_Tarefas do exercício_
A - As afirmações abaixo concordam com o texto sobre os cães e a espiritualidade? Responda sim ou não para cada uma e cite as palavras do texto que decidem a resposta. (i) Xavier Loppinet é superior do convento dominicano de Nancy. (ii) A tradução da entrevista é de Henrik Lindell. (iii) No episódio de São Roque, o pão levado pelo cão pertencia ao próprio Roque.
B - Prossiga o texto sobre os cães e a espiritualidade a partir da última frase apresentada.

_Trecho do documento_

⁂

04 Mai 2021
E se os cães, companheiros de vida, forem um sinal e um dom da Providência? Esta é a visão teológica e inspirada defendida pelo dominicano Xavier Loppinet em seu livro, Mon chien me conduira-t-il au paradis? (Meu cão me conduzirá ao paraíso?).
A entrevista é de Henrik Lindell, publicada por La Vie, 29-04-2021. A tradução é de André Langer.
Para Xavier Loppinet, os cães são verdadeiros companheiros espirituais porque levam as pessoas à contemplação e abrem-nas à espiritualidade.
Xavier Loppinet é doutor em teologia. Superior do convento dominicano de Nancy, é capelão da Pastoral dos Surdos e orienta retiros sobre o significado espiritual da vida cotidiana.
Em seu último livro, ele desenvolve a ideia de que os cães elevam os humanos porque eles os humanizam ao torná-los responsáveis.
Na sua opinião, o cão pode ser um companheiro espiritual. Como?
Isso se dá em dois níveis. Em primeiro lugar, porque é um elemento da Criação e pode, assim, fazer-me lançar um olhar amoroso e teológico sobre o mundo que me rodeia. Isso me leva à contemplação. Depois, porque sua capacidade de relacionamento comigo é tal que ele me abre para a espiritualidade.
Quanto ao termo “companheiro”, é carregado de significados. É com ele que eu divido meu pão. É do interesse do cão que também partilhe o meu pão com os meus “irmãos humanos”. Isso é sugerido por um famoso episódio da vida de São Roque, uma grande figura do mundo cristão ocidental.
Roque, atingido pela peste e abandonado por todos, é alimentado por um cão que lhe traz pão. O pão pertencia ao rico senhor local, Gotardo, de quem ele o rouba para dá-lo ao pobre Roque. Gotardo, seguindo o exemplo de seu cão, se converterá.

⁂

_Linhas fornecidas_

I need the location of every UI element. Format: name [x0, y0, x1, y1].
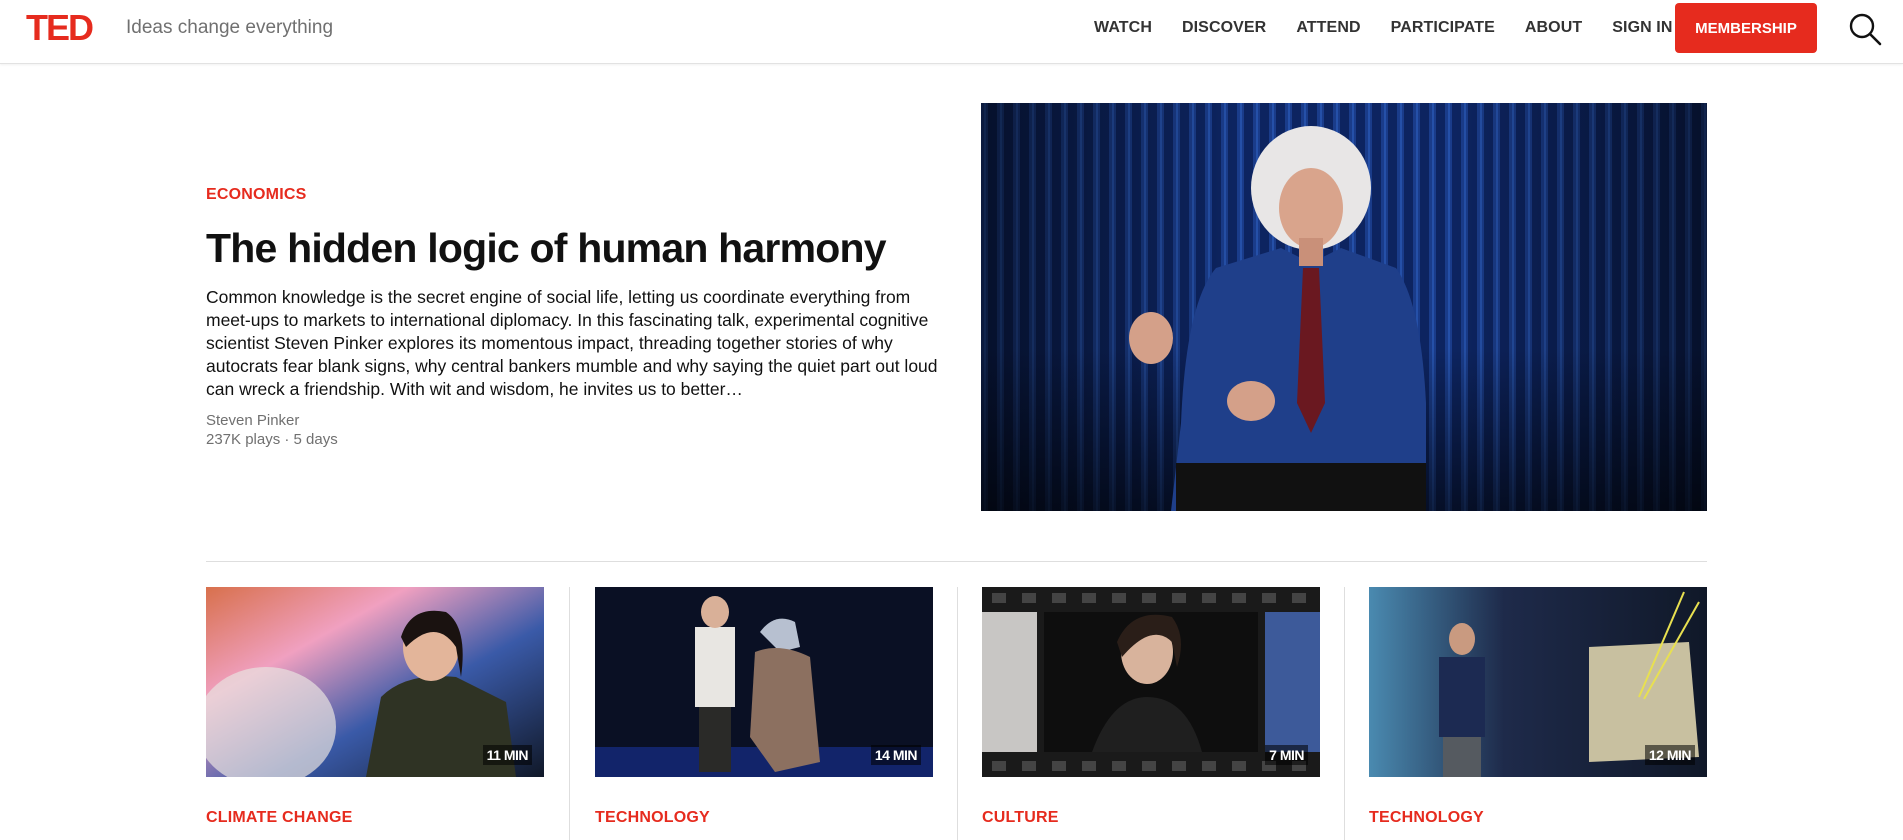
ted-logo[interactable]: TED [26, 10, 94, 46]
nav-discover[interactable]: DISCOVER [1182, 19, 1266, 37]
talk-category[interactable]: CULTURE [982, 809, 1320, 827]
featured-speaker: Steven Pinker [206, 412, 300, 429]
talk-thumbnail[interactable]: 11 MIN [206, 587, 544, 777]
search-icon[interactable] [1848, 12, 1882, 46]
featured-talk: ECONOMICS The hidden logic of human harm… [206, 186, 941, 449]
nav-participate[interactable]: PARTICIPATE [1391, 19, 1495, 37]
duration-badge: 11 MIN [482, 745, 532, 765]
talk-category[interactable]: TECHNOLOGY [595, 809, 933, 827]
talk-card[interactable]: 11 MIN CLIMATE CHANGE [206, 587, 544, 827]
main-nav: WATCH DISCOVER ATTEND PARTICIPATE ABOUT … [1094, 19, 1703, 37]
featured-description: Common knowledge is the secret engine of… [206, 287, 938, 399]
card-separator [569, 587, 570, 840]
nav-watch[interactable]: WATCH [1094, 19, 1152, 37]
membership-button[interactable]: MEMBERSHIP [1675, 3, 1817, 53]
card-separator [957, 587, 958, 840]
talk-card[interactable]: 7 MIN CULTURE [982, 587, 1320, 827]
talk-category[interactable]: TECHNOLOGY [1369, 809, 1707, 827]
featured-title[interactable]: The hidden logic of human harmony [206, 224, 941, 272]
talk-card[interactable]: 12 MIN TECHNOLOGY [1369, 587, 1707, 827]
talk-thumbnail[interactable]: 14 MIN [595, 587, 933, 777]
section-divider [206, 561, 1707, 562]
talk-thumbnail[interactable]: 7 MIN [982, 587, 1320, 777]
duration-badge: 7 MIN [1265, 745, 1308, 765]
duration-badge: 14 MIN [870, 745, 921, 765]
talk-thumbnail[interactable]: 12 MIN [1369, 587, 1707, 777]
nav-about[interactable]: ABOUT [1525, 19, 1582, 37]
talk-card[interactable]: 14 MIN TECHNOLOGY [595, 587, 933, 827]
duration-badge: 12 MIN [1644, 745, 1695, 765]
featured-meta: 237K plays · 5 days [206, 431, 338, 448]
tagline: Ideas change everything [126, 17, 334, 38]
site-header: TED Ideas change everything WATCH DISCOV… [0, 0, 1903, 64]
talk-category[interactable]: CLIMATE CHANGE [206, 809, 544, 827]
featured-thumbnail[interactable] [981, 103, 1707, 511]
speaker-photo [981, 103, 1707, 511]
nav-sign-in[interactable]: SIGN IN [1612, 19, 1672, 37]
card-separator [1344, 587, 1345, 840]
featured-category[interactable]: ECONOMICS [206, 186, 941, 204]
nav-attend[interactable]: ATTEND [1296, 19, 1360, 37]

⁂

_As respostas_
A -
(i) Sim: “Superior do convento dominicano de Nancy”.
(ii) Não: “A tradução é de André Langer.”
(iii) Não: “O pão pertencia ao rico senhor local, Gotardo”.

B -
Você insiste na importância dos olhares trocados entre os seres humanos e os cães. O que acontece nesses momentos?
A experiência é amplamente compartilhada. Paul Valéry disse de maneira genial: “O cachorro todo está em seus olhos”. O olhar do cachorro me diz que ele espera algo de mim como humano. Esta é a ideia do meu livro: Mon chien me conduira-t-il au paradis?. Quando ele me olha, ele me “humaniza”, eu me torno responsável. Todos os donos dizem: eu não seria o mesmo se não tivesse meu cachorro e, sem ele, provavelmente eu seria pior do que sou.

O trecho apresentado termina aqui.